Data records:
◇ ◇ ◇ ◇ ◇
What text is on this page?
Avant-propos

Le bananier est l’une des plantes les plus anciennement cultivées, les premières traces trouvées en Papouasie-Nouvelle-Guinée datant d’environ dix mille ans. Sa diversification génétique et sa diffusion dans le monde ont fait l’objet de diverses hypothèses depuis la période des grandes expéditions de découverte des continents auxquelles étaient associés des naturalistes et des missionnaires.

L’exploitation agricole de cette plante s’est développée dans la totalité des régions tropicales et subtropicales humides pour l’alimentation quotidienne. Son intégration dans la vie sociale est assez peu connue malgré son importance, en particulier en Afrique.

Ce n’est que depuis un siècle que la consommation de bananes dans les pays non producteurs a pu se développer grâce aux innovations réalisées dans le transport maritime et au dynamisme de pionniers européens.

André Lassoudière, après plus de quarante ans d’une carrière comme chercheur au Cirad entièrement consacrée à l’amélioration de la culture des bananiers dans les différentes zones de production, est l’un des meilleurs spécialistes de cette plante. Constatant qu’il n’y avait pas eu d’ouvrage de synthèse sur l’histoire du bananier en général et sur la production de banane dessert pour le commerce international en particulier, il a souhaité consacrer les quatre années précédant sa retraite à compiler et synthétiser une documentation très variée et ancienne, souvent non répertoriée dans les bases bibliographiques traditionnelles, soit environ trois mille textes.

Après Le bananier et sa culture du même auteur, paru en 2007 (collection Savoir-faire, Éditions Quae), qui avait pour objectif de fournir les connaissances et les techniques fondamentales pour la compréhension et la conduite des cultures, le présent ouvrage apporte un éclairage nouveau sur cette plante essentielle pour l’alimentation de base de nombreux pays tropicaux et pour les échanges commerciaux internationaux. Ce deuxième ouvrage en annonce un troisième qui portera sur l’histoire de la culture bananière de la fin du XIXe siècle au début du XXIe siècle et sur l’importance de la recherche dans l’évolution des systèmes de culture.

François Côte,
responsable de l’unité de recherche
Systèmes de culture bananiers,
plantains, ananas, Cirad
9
◇ ◇ ◇ ◇ ◇
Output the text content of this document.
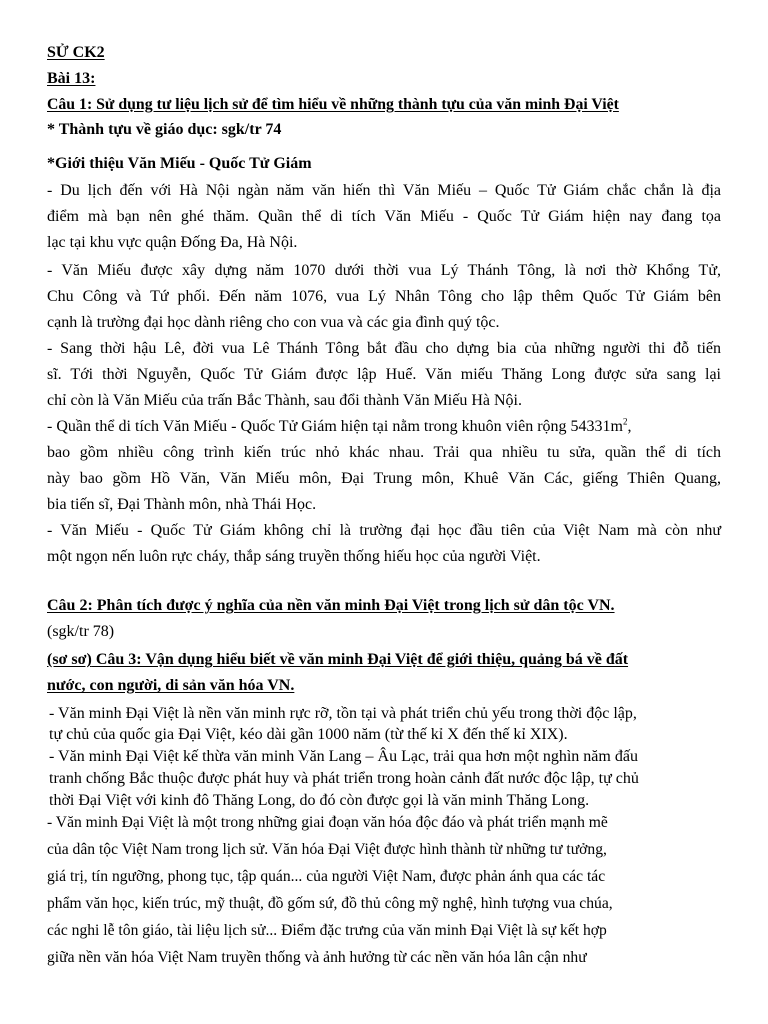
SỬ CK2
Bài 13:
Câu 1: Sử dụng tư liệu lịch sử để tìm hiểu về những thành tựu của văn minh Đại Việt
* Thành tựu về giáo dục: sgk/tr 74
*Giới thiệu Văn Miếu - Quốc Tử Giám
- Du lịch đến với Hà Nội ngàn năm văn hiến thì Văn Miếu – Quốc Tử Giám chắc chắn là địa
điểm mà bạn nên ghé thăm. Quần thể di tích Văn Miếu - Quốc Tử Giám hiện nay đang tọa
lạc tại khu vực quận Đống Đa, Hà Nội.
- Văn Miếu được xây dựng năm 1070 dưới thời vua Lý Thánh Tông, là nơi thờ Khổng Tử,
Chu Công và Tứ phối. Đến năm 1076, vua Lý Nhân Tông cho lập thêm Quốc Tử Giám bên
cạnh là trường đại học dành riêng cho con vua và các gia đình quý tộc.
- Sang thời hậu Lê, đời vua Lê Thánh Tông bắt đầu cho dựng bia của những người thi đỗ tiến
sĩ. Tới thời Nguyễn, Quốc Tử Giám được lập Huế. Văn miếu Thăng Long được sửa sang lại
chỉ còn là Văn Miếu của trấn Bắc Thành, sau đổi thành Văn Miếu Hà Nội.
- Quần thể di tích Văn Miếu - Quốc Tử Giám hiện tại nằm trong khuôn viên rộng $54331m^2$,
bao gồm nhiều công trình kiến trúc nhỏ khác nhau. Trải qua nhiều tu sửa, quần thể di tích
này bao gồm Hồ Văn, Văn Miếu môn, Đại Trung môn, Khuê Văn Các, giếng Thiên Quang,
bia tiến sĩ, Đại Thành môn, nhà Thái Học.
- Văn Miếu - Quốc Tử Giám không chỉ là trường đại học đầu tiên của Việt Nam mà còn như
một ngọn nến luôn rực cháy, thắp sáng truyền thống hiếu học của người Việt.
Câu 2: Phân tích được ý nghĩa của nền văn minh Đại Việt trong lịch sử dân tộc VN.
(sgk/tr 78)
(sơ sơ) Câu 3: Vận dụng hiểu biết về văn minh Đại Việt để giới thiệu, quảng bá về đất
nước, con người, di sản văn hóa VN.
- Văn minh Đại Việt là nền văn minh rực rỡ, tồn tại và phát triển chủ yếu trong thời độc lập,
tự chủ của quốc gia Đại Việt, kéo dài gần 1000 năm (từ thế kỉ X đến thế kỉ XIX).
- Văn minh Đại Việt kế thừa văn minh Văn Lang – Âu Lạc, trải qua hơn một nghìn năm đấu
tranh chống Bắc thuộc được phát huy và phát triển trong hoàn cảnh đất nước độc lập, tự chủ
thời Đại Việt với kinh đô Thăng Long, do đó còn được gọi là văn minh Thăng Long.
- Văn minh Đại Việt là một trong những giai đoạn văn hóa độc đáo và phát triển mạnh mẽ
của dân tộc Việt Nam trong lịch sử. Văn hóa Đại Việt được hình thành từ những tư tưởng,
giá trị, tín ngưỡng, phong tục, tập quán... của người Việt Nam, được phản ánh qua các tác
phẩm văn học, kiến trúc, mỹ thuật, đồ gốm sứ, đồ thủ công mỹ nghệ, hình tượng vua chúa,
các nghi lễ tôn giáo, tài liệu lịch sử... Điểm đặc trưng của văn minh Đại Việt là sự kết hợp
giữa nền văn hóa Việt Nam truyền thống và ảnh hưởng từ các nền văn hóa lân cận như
◇ ◇ ◇ ◇ ◇
# [Directions for this task]
Pick every line with "dụng" in it and copy it.

# [Solution to this problem]
Câu 1: Sử dụng tư liệu lịch sử để tìm hiểu về những thành tựu của văn minh Đại Việt
(sơ sơ) Câu 3: Vận dụng hiểu biết về văn minh Đại Việt để giới thiệu, quảng bá về đất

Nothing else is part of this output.